(REQUIRED WORK)
Using the material that follows, identify and copy each line with the string "Inteligencia".

# # # # #

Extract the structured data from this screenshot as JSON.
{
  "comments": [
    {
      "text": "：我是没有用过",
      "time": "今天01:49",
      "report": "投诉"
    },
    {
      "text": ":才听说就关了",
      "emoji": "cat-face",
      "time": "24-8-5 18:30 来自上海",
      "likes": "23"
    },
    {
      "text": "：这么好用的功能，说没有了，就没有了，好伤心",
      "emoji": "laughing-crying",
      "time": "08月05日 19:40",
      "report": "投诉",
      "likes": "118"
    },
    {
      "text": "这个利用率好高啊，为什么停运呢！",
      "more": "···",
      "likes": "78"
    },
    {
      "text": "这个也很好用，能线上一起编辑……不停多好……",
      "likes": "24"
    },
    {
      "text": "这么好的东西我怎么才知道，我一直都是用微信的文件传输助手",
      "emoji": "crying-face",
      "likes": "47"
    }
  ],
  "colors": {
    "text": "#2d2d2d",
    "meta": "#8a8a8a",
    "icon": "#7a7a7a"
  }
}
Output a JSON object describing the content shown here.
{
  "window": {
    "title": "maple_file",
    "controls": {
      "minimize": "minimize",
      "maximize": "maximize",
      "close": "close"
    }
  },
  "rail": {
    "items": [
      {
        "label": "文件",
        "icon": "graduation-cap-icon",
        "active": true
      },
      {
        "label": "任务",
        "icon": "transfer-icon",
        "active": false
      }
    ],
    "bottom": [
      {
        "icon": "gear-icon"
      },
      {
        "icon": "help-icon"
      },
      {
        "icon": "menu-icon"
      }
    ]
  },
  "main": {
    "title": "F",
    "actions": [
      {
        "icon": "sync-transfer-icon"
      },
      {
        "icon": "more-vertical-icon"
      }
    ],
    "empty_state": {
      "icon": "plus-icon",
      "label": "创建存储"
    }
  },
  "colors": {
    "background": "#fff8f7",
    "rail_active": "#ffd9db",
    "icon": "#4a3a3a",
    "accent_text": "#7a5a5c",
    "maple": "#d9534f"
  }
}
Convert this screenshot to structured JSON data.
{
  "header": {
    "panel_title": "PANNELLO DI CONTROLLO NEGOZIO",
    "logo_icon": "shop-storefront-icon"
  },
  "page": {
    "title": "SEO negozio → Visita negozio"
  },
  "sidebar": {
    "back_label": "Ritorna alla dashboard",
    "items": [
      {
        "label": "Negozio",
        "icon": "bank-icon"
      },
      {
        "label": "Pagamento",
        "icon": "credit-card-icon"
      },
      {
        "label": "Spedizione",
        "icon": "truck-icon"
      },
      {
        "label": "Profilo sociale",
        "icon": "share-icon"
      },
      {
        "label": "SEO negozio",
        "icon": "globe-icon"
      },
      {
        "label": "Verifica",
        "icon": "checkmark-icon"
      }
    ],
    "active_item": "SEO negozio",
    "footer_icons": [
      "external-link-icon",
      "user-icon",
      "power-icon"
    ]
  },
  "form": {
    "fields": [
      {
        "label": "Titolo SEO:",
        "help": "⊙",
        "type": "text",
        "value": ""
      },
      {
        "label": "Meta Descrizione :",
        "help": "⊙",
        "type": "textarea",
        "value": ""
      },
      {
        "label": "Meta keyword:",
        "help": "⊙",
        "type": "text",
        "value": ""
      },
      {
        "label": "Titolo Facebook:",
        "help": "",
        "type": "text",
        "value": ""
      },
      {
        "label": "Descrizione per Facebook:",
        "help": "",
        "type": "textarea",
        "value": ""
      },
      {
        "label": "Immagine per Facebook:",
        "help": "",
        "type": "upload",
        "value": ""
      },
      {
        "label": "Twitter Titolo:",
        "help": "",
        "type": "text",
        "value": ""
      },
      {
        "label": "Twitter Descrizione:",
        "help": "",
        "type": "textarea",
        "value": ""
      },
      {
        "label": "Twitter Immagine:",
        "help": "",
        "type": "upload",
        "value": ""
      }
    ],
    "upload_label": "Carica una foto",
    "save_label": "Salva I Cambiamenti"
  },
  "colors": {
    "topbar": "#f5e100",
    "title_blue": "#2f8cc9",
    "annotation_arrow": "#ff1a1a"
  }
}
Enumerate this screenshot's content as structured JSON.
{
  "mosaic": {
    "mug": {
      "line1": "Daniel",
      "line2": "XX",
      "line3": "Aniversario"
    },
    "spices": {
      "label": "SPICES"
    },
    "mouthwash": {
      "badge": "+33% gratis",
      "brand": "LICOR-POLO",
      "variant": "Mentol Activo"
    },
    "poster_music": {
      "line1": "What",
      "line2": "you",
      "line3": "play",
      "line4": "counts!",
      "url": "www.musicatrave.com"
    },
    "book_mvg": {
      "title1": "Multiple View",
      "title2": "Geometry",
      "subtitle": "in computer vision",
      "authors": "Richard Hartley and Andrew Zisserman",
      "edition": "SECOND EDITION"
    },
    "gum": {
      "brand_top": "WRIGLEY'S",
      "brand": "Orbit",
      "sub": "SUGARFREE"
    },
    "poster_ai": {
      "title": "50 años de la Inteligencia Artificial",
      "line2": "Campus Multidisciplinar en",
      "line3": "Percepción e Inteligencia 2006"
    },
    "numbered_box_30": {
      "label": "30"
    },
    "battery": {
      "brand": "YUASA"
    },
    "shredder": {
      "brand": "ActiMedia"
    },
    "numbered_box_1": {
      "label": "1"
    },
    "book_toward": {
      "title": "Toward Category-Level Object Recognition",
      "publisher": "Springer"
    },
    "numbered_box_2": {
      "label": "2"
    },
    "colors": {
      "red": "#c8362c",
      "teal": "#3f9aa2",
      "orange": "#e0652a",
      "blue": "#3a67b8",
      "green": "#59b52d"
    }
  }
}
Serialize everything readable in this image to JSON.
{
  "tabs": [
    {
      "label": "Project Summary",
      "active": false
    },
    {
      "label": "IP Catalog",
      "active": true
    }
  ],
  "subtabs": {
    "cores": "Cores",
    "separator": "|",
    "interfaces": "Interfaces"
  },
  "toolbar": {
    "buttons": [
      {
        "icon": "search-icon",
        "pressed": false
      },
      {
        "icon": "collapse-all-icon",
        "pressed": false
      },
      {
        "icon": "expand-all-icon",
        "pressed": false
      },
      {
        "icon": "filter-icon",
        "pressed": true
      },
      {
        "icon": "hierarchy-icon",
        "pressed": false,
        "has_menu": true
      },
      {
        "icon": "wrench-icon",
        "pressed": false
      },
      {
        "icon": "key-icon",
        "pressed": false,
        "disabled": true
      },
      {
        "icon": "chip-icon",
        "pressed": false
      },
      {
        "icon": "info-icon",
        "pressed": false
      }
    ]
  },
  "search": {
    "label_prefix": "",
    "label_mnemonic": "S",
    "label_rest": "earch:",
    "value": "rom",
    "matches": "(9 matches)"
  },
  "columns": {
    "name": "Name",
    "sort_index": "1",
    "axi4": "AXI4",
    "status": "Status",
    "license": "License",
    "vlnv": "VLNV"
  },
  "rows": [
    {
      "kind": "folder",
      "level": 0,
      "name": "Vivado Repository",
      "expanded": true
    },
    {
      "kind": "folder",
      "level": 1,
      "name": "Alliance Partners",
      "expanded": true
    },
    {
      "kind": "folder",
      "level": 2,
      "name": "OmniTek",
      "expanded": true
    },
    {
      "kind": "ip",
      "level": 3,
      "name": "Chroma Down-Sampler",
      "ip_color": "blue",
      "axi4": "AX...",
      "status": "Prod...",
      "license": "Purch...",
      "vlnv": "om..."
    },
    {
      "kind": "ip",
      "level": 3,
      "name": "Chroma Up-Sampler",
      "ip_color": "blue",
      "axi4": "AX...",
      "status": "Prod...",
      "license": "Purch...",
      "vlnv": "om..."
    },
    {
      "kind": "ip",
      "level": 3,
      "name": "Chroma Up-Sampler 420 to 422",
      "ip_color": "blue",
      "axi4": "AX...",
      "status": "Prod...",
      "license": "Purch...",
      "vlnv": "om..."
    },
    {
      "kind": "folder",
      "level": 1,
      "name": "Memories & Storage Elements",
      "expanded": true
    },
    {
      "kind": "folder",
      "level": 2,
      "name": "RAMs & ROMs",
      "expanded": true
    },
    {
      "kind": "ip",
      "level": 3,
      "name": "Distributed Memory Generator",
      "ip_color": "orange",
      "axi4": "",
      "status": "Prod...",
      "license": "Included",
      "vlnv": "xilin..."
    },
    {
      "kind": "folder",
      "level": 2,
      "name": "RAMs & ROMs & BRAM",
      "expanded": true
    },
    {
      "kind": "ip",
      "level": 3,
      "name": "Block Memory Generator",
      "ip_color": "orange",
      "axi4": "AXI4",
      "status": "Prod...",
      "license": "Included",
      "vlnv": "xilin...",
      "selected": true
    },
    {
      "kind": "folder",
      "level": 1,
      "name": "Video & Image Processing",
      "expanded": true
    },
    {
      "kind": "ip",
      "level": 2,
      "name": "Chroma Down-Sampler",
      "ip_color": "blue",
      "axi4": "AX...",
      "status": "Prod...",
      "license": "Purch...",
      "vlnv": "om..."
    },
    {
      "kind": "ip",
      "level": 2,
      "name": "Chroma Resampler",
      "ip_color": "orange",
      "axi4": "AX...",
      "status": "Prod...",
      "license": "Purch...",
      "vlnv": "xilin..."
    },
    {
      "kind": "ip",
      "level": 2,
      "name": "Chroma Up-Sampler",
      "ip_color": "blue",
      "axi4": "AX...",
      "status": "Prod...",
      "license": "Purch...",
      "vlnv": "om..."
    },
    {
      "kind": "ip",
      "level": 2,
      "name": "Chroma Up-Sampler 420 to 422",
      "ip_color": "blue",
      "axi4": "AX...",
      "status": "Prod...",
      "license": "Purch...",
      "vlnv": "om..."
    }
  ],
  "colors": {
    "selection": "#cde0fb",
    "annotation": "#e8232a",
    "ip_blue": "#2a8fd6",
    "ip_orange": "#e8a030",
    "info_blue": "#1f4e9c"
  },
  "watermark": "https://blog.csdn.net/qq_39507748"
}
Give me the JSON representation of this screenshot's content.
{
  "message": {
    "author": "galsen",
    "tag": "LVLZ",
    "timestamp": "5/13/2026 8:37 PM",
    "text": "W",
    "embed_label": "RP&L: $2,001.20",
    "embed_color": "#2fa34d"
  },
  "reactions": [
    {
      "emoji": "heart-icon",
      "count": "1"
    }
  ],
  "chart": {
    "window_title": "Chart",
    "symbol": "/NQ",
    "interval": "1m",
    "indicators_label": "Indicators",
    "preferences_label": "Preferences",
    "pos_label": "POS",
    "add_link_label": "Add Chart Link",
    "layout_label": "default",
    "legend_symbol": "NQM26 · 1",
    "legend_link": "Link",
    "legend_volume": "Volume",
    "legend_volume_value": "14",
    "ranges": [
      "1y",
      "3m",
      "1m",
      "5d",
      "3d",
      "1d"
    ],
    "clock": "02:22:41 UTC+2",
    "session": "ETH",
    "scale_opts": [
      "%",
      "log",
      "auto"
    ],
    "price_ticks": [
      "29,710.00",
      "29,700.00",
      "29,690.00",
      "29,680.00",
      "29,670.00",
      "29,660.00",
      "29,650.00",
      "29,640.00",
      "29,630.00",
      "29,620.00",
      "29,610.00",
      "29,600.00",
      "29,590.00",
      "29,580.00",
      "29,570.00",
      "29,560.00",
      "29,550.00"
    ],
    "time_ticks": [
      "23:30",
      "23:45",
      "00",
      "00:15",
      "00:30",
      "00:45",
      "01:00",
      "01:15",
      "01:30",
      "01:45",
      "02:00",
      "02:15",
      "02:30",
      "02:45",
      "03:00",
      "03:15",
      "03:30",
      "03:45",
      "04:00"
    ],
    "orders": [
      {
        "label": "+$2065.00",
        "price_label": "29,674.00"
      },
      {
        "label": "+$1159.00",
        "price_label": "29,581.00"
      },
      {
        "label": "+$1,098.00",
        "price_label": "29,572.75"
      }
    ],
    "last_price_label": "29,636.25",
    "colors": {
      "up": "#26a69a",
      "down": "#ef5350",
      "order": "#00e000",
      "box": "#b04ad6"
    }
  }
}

# # # # #

(TASK SOLUTION)
      "title": "50 años de la Inteligencia Artificial",
      "line3": "Percepción e Inteligencia 2006"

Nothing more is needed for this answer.